List each line in which the string "title" appears.

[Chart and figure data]
= = = =

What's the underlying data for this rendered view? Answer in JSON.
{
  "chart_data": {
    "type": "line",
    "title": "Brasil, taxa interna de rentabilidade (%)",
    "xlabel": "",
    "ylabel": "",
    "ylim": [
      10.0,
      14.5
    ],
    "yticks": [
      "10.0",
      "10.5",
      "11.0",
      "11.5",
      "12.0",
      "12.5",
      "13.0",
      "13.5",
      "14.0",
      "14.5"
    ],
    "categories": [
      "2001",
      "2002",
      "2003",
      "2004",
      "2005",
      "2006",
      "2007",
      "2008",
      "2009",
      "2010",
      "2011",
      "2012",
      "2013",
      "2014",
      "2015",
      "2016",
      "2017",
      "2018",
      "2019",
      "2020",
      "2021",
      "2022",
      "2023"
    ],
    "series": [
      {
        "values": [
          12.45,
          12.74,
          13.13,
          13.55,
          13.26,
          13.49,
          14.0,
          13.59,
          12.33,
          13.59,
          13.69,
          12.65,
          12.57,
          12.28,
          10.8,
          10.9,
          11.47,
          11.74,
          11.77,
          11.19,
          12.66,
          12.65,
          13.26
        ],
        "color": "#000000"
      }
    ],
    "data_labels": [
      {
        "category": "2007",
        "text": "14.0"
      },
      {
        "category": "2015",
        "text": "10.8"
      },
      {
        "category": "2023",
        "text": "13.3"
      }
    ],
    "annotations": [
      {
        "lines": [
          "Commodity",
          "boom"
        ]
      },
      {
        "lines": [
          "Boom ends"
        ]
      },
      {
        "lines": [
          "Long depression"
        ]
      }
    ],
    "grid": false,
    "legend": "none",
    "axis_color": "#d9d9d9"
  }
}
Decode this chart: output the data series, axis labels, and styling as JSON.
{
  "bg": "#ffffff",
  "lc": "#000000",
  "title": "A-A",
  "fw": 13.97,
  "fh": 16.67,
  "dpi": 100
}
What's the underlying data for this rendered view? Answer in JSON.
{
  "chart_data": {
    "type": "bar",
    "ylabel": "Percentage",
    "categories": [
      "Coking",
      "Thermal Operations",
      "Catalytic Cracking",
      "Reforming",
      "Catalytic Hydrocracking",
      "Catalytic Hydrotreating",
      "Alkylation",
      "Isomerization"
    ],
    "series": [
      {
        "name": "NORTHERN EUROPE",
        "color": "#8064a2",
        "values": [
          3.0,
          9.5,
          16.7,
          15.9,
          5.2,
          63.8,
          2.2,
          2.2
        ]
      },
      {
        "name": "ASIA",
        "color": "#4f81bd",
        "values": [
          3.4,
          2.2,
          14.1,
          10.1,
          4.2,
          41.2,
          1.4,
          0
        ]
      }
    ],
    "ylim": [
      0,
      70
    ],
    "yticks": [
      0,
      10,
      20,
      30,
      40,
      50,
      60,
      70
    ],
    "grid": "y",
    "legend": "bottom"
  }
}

= = = =

Task result —
    "title": "Brasil, taxa interna de rentabilidade (%)",
  "title": "A-A",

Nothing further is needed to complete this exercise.